#### Given task
Extract all of the entries and set them down verbatim.

#### Supplied records

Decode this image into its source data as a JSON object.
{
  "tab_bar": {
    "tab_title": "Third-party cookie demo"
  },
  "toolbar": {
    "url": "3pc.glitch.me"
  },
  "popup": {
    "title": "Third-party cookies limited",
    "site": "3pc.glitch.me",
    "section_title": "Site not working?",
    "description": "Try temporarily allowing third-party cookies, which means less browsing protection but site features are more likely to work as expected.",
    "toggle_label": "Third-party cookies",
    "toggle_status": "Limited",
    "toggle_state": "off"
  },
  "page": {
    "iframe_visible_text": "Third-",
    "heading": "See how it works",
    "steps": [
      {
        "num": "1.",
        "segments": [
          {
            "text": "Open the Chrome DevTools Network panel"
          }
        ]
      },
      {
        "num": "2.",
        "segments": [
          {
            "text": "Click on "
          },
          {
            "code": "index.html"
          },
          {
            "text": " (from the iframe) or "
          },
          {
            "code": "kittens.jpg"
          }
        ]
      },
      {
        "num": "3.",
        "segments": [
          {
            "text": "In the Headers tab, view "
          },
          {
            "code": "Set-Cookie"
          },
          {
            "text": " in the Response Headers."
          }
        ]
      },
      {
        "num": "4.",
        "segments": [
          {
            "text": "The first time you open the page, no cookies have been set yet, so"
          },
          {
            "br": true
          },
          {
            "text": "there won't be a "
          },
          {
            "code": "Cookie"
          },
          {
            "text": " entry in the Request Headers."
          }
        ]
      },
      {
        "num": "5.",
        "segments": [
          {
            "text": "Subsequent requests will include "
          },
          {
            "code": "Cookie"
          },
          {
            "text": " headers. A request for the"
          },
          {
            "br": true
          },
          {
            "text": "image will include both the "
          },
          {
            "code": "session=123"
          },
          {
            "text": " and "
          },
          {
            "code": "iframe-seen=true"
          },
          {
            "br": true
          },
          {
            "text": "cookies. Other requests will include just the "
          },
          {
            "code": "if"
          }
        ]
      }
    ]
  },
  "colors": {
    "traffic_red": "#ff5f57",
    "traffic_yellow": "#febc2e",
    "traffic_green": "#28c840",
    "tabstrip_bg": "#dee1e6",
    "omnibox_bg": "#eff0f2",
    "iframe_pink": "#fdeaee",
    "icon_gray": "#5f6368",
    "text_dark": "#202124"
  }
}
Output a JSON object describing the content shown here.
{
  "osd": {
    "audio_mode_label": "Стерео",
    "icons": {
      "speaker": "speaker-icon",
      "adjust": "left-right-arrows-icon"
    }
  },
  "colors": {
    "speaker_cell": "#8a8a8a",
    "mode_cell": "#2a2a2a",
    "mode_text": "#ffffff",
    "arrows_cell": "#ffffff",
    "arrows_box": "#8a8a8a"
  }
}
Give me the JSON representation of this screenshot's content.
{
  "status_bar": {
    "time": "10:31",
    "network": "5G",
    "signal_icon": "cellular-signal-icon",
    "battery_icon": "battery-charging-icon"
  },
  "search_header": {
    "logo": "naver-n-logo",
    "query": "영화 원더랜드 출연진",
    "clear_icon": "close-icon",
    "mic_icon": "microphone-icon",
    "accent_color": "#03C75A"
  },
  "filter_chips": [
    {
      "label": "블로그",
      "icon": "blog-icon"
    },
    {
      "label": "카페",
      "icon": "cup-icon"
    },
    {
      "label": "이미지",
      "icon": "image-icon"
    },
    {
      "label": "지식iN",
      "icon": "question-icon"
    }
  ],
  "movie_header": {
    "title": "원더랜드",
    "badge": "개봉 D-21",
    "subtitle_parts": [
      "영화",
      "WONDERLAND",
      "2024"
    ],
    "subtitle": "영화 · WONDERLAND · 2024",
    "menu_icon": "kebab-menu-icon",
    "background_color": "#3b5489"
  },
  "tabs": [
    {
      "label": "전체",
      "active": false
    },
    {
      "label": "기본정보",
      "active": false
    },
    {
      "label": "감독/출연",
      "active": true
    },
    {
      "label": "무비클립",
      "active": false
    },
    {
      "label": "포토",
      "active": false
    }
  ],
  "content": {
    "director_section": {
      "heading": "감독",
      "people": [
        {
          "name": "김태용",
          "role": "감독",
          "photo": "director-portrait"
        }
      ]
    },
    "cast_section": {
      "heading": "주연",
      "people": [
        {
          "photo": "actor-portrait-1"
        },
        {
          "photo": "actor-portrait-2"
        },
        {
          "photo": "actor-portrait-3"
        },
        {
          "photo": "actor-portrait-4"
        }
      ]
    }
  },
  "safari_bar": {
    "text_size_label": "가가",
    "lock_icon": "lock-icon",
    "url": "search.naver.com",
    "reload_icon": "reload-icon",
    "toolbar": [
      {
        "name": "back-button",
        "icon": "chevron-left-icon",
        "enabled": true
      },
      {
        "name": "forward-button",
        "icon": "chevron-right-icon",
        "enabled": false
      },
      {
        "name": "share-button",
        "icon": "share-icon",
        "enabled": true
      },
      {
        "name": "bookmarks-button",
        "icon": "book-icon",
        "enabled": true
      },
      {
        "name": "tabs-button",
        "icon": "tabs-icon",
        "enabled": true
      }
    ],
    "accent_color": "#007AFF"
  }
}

#### Result of this exercise
Decode this image into its source data as a JSON object.
{
  "tab_bar": {
    "tab_title": "Third-party cookie demo"
  },
  "toolbar": {
    "url": "3pc.glitch.me"
  },
  "popup": {
    "title": "Third-party cookies limited",
    "site": "3pc.glitch.me",
    "section_title": "Site not working?",
    "description": "Try temporarily allowing third-party cookies, which means less browsing protection but site features are more likely to work as expected.",
    "toggle_label": "Third-party cookies",
    "toggle_status": "Limited",
    "toggle_state": "off"
  },
  "page": {
    "iframe_visible_text": "Third-",
    "heading": "See how it works",
    "steps": [
      {
        "num": "1.",
        "segments": [
          {
            "text": "Open the Chrome DevTools Network panel"
          }
        ]
      },
      {
        "num": "2.",
        "segments": [
          {
            "text": "Click on "
          },
          {
            "code": "index.html"
          },
          {
            "text": " (from the iframe) or "
          },
          {
            "code": "kittens.jpg"
          }
        ]
      },
      {
        "num": "3.",
        "segments": [
          {
            "text": "In the Headers tab, view "
          },
          {
            "code": "Set-Cookie"
          },
          {
            "text": " in the Response Headers."
          }
        ]
      },
      {
        "num": "4.",
        "segments": [
          {
            "text": "The first time you open the page, no cookies have been set yet, so"
          },
          {
            "br": true
          },
          {
            "text": "there won't be a "
          },
          {
            "code": "Cookie"
          },
          {
            "text": " entry in the Request Headers."
          }
        ]
      },
      {
        "num": "5.",
        "segments": [
          {
            "text": "Subsequent requests will include "
          },
          {
            "code": "Cookie"
          },
          {
            "text": " headers. A request for the"
          },
          {
            "br": true
          },
          {
            "text": "image will include both the "
          },
          {
            "code": "session=123"
          },
          {
            "text": " and "
          },
          {
            "code": "iframe-seen=true"
          },
          {
            "br": true
          },
          {
            "text": "cookies. Other requests will include just the "
          },
          {
            "code": "if"
          }
        ]
      }
    ]
  },
  "colors": {
    "traffic_red": "#ff5f57",
    "traffic_yellow": "#febc2e",
    "traffic_green": "#28c840",
    "tabstrip_bg": "#dee1e6",
    "omnibox_bg": "#eff0f2",
    "iframe_pink": "#fdeaee",
    "icon_gray": "#5f6368",
    "text_dark": "#202124"
  }
}
Output a JSON object describing the content shown here.
{
  "osd": {
    "audio_mode_label": "Стерео",
    "icons": {
      "speaker": "speaker-icon",
      "adjust": "left-right-arrows-icon"
    }
  },
  "colors": {
    "speaker_cell": "#8a8a8a",
    "mode_cell": "#2a2a2a",
    "mode_text": "#ffffff",
    "arrows_cell": "#ffffff",
    "arrows_box": "#8a8a8a"
  }
}
Give me the JSON representation of this screenshot's content.
{
  "status_bar": {
    "time": "10:31",
    "network": "5G",
    "signal_icon": "cellular-signal-icon",
    "battery_icon": "battery-charging-icon"
  },
  "search_header": {
    "logo": "naver-n-logo",
    "query": "영화 원더랜드 출연진",
    "clear_icon": "close-icon",
    "mic_icon": "microphone-icon",
    "accent_color": "#03C75A"
  },
  "filter_chips": [
    {
      "label": "블로그",
      "icon": "blog-icon"
    },
    {
      "label": "카페",
      "icon": "cup-icon"
    },
    {
      "label": "이미지",
      "icon": "image-icon"
    },
    {
      "label": "지식iN",
      "icon": "question-icon"
    }
  ],
  "movie_header": {
    "title": "원더랜드",
    "badge": "개봉 D-21",
    "subtitle_parts": [
      "영화",
      "WONDERLAND",
      "2024"
    ],
    "subtitle": "영화 · WONDERLAND · 2024",
    "menu_icon": "kebab-menu-icon",
    "background_color": "#3b5489"
  },
  "tabs": [
    {
      "label": "전체",
      "active": false
    },
    {
      "label": "기본정보",
      "active": false
    },
    {
      "label": "감독/출연",
      "active": true
    },
    {
      "label": "무비클립",
      "active": false
    },
    {
      "label": "포토",
      "active": false
    }
  ],
  "content": {
    "director_section": {
      "heading": "감독",
      "people": [
        {
          "name": "김태용",
          "role": "감독",
          "photo": "director-portrait"
        }
      ]
    },
    "cast_section": {
      "heading": "주연",
      "people": [
        {
          "photo": "actor-portrait-1"
        },
        {
          "photo": "actor-portrait-2"
        },
        {
          "photo": "actor-portrait-3"
        },
        {
          "photo": "actor-portrait-4"
        }
      ]
    }
  },
  "safari_bar": {
    "text_size_label": "가가",
    "lock_icon": "lock-icon",
    "url": "search.naver.com",
    "reload_icon": "reload-icon",
    "toolbar": [
      {
        "name": "back-button",
        "icon": "chevron-left-icon",
        "enabled": true
      },
      {
        "name": "forward-button",
        "icon": "chevron-right-icon",
        "enabled": false
      },
      {
        "name": "share-button",
        "icon": "share-icon",
        "enabled": true
      },
      {
        "name": "bookmarks-button",
        "icon": "book-icon",
        "enabled": true
      },
      {
        "name": "tabs-button",
        "icon": "tabs-icon",
        "enabled": true
      }
    ],
    "accent_color": "#007AFF"
  }
}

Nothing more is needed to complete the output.